| WHAT THE EXERCISE ASKS |
Wherever the string "bKAGRA" occurs in a line of these records, report that line.

(Chart and figure data)
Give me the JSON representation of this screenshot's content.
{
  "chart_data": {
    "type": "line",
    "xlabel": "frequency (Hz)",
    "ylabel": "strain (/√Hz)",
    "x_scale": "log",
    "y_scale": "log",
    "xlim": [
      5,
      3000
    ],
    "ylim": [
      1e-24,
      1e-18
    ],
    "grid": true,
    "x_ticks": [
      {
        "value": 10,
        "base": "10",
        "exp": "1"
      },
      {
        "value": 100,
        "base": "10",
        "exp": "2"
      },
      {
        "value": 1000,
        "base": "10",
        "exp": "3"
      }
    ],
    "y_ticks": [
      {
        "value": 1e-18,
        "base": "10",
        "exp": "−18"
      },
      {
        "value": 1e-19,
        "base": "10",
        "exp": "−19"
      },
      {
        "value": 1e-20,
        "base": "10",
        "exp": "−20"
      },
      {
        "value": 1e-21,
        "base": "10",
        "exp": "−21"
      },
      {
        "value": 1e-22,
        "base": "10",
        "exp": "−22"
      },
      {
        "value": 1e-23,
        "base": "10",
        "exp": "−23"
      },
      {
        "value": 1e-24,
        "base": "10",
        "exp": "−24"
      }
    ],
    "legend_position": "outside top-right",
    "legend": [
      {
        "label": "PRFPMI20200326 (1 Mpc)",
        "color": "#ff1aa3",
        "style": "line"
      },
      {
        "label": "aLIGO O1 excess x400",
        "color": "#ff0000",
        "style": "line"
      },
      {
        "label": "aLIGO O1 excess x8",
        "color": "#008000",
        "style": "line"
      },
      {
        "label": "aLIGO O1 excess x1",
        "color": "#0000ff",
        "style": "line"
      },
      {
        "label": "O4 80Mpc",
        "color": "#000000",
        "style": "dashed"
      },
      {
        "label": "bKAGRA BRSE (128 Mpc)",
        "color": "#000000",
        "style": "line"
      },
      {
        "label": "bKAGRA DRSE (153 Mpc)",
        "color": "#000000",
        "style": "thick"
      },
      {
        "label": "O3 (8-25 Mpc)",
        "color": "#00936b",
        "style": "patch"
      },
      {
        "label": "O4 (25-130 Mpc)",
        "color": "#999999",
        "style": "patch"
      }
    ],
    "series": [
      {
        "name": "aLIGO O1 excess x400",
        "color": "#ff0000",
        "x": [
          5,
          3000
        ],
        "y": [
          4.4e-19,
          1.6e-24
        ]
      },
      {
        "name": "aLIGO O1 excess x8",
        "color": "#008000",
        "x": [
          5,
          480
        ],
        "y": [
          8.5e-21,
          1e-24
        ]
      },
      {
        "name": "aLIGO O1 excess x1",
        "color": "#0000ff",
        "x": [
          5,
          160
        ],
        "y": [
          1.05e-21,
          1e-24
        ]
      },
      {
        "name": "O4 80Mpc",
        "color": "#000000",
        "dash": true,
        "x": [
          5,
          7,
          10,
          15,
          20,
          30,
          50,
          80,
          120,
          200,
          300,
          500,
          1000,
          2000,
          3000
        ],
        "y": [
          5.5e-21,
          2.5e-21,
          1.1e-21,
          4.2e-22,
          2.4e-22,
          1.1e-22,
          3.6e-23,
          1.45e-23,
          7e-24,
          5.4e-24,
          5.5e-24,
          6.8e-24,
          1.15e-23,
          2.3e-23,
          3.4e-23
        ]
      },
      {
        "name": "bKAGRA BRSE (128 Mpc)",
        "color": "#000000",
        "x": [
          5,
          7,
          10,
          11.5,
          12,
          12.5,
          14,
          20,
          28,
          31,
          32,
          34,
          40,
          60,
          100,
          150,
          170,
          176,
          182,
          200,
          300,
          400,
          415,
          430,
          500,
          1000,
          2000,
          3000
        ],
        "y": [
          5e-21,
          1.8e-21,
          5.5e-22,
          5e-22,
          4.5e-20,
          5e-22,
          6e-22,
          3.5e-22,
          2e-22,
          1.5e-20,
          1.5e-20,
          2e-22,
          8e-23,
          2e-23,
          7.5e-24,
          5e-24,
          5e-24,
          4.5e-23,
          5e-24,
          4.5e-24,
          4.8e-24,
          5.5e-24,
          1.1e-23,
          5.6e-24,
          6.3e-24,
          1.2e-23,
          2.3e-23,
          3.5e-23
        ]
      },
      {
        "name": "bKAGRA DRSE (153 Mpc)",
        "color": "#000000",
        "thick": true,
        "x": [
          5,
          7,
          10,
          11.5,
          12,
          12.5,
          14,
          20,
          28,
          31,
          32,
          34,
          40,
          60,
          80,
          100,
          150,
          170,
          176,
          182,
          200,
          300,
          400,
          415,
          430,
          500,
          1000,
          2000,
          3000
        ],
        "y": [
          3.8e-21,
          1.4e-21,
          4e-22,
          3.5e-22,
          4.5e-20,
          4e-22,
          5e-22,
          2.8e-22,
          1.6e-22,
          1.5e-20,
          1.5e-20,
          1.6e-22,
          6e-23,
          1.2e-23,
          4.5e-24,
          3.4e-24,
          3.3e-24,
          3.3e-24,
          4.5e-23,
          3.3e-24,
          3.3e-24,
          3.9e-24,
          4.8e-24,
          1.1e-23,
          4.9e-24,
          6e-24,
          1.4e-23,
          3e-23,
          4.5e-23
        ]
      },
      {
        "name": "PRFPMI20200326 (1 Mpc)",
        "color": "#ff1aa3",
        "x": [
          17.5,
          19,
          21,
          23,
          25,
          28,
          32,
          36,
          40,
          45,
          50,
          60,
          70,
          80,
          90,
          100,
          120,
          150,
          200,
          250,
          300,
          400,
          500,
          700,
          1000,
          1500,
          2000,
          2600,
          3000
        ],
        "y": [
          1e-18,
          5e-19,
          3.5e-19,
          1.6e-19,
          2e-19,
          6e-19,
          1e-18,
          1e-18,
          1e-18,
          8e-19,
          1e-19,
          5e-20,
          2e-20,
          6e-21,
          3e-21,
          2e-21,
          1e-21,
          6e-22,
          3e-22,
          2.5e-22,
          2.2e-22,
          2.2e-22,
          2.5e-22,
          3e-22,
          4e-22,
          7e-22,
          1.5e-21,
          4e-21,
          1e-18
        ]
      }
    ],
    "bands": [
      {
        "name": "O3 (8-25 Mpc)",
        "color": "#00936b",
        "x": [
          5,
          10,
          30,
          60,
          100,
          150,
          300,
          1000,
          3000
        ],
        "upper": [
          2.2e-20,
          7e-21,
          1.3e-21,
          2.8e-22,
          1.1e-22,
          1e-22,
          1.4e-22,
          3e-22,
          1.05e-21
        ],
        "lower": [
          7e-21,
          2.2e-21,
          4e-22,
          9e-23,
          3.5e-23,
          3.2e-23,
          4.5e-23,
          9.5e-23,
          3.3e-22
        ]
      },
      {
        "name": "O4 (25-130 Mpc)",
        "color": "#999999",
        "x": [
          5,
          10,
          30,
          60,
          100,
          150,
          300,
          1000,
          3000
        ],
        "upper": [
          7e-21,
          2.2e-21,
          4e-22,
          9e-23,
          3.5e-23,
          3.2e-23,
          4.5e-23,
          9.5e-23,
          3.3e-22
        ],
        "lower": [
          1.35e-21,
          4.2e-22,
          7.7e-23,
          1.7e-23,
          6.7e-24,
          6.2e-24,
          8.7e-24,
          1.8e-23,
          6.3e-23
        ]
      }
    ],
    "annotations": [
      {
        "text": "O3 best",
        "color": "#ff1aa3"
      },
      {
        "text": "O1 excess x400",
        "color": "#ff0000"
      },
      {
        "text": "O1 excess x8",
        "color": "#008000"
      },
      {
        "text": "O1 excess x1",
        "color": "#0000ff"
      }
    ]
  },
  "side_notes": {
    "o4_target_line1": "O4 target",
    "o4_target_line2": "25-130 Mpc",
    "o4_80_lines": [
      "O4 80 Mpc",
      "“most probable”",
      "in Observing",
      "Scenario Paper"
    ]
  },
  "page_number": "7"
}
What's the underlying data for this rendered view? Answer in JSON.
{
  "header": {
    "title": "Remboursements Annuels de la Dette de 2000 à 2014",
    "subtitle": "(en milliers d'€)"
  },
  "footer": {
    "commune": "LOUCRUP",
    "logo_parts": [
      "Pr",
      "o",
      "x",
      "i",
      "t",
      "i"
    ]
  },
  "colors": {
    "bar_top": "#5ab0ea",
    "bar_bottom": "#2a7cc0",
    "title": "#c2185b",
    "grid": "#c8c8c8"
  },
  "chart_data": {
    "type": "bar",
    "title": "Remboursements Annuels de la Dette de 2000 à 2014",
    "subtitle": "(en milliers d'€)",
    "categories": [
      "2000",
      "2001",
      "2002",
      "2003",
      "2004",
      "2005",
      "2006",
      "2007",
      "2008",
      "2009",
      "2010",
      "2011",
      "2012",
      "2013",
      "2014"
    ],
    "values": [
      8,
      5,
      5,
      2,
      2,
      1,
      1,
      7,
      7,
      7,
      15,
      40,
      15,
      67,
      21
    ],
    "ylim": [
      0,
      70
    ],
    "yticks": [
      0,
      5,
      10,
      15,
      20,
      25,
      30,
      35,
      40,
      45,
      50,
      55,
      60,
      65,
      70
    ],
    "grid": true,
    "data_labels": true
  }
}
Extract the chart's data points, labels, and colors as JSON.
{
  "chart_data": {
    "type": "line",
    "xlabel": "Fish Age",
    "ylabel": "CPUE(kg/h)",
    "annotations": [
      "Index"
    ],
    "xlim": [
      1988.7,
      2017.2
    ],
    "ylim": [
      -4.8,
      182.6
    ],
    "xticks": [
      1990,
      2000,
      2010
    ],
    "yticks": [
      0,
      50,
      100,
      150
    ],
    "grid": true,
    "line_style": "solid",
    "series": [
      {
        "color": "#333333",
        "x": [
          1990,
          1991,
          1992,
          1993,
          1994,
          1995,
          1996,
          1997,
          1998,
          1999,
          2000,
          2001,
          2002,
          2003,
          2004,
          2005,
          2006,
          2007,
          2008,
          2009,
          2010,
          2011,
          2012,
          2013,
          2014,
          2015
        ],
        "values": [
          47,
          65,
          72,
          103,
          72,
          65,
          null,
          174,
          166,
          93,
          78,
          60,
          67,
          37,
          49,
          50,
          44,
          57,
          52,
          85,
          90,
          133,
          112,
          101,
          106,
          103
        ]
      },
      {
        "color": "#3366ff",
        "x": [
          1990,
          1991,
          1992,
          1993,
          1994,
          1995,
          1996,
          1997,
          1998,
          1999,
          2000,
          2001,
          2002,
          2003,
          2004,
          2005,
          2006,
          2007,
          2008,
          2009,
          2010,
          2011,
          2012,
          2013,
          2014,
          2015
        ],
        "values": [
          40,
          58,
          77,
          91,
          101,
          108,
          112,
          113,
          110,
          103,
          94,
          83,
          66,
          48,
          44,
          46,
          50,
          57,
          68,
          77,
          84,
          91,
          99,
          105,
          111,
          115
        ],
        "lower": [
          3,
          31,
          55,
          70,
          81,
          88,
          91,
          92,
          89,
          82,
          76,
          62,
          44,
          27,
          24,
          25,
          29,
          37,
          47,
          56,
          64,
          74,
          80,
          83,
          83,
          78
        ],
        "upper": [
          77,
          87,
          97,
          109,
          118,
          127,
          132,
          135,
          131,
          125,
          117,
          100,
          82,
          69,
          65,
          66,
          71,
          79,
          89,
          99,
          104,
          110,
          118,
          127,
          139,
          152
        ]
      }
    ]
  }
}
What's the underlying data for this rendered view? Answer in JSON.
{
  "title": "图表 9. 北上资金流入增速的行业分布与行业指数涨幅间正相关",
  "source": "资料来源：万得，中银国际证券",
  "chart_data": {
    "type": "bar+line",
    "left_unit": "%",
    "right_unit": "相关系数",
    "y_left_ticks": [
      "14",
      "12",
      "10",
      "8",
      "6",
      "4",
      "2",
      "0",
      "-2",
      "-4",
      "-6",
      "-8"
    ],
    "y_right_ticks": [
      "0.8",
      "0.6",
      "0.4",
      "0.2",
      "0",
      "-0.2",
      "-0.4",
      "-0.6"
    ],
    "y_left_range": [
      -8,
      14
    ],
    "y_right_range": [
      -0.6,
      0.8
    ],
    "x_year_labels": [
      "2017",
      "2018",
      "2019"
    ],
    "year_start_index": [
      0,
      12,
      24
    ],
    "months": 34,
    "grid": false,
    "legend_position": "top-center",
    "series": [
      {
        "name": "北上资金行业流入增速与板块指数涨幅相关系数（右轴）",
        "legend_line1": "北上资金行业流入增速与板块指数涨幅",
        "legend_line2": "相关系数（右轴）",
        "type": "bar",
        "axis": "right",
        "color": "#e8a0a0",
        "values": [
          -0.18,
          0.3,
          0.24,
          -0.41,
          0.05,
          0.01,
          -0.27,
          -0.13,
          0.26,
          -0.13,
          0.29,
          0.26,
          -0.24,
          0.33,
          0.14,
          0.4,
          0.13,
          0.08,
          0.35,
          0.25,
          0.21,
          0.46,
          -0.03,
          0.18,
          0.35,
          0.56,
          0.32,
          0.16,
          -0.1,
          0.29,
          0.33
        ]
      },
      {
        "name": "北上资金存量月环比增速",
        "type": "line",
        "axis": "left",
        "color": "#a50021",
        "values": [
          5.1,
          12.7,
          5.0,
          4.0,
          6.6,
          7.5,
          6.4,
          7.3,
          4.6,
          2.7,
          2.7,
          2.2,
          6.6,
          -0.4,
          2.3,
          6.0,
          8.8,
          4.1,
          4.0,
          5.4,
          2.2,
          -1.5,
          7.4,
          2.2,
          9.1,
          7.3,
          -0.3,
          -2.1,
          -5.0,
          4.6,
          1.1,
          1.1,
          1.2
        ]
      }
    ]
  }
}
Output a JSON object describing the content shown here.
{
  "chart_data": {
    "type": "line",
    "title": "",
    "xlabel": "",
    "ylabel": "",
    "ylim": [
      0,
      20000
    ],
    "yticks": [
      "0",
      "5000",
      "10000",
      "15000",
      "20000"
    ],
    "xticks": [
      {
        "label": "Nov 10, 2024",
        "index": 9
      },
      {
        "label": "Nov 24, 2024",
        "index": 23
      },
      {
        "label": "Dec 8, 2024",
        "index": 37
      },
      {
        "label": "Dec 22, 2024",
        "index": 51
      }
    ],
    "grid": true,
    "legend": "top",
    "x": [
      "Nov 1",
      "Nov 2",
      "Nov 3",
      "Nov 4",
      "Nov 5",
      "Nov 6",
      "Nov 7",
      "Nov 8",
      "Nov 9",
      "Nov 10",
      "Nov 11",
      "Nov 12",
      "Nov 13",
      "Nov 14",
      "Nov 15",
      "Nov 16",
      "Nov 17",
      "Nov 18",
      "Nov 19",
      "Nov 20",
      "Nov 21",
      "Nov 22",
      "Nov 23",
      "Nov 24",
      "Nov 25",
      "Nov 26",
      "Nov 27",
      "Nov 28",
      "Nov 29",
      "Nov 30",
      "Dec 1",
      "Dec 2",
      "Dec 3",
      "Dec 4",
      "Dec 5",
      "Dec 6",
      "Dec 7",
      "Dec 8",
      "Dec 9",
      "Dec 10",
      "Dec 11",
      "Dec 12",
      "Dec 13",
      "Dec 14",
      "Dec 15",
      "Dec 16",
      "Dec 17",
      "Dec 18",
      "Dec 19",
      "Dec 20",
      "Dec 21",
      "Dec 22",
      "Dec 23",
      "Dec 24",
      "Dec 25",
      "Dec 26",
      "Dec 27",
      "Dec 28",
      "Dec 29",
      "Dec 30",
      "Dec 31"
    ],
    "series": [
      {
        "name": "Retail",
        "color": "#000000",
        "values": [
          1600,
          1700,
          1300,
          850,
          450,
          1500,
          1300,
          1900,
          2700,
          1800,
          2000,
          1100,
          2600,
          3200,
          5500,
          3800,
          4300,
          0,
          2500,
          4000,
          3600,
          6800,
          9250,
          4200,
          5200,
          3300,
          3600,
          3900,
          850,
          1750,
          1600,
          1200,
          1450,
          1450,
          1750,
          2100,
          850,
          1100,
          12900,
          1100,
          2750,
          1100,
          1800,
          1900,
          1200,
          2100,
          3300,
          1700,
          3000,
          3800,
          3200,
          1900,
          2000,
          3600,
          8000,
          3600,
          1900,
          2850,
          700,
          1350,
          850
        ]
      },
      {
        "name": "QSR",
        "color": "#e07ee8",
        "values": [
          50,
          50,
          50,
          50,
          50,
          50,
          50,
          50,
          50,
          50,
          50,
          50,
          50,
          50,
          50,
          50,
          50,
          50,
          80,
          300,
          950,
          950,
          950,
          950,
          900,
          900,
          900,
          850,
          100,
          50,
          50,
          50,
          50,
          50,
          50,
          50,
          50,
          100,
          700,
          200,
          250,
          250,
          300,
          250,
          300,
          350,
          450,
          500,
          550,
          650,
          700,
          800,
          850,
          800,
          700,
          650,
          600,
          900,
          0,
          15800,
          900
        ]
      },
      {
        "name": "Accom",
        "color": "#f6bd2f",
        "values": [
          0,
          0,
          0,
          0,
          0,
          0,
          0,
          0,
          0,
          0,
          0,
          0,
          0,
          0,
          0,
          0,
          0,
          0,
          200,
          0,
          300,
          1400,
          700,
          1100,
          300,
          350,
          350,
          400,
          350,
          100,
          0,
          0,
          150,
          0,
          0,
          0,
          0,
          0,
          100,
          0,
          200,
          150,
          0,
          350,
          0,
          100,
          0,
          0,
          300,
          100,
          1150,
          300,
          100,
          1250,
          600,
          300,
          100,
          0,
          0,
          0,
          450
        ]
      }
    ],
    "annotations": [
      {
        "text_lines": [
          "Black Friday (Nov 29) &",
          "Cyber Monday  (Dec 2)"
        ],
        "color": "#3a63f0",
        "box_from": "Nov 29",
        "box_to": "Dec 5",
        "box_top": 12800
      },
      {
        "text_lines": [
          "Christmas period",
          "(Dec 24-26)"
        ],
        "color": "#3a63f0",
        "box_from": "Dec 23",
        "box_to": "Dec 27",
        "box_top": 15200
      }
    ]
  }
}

| EXERCISE RESPONSE |
        "label": "bKAGRA BRSE (128 Mpc)",
        "label": "bKAGRA DRSE (153 Mpc)",
        "name": "bKAGRA BRSE (128 Mpc)",
        "name": "bKAGRA DRSE (153 Mpc)",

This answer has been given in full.